● Task requirements:
Could you output each line of the data that follows exactly?

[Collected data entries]
——————————

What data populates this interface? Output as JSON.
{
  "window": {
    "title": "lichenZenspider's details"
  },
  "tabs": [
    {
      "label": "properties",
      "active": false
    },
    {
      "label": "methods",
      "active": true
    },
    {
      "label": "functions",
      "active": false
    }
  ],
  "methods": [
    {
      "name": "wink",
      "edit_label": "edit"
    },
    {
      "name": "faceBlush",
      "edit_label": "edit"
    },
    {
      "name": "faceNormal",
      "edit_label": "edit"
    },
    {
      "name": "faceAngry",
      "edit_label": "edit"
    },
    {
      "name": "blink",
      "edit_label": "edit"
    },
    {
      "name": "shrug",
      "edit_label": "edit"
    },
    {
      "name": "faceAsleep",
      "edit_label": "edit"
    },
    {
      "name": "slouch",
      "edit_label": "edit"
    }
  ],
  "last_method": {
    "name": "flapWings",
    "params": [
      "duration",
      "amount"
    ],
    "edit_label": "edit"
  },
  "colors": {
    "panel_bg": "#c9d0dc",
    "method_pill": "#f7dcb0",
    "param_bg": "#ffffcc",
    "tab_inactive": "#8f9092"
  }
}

——————————

● The result:
What data populates this interface? Output as JSON.
{
  "window": {
    "title": "lichenZenspider's details"
  },
  "tabs": [
    {
      "label": "properties",
      "active": false
    },
    {
      "label": "methods",
      "active": true
    },
    {
      "label": "functions",
      "active": false
    }
  ],
  "methods": [
    {
      "name": "wink",
      "edit_label": "edit"
    },
    {
      "name": "faceBlush",
      "edit_label": "edit"
    },
    {
      "name": "faceNormal",
      "edit_label": "edit"
    },
    {
      "name": "faceAngry",
      "edit_label": "edit"
    },
    {
      "name": "blink",
      "edit_label": "edit"
    },
    {
      "name": "shrug",
      "edit_label": "edit"
    },
    {
      "name": "faceAsleep",
      "edit_label": "edit"
    },
    {
      "name": "slouch",
      "edit_label": "edit"
    }
  ],
  "last_method": {
    "name": "flapWings",
    "params": [
      "duration",
      "amount"
    ],
    "edit_label": "edit"
  },
  "colors": {
    "panel_bg": "#c9d0dc",
    "method_pill": "#f7dcb0",
    "param_bg": "#ffffcc",
    "tab_inactive": "#8f9092"
  }
}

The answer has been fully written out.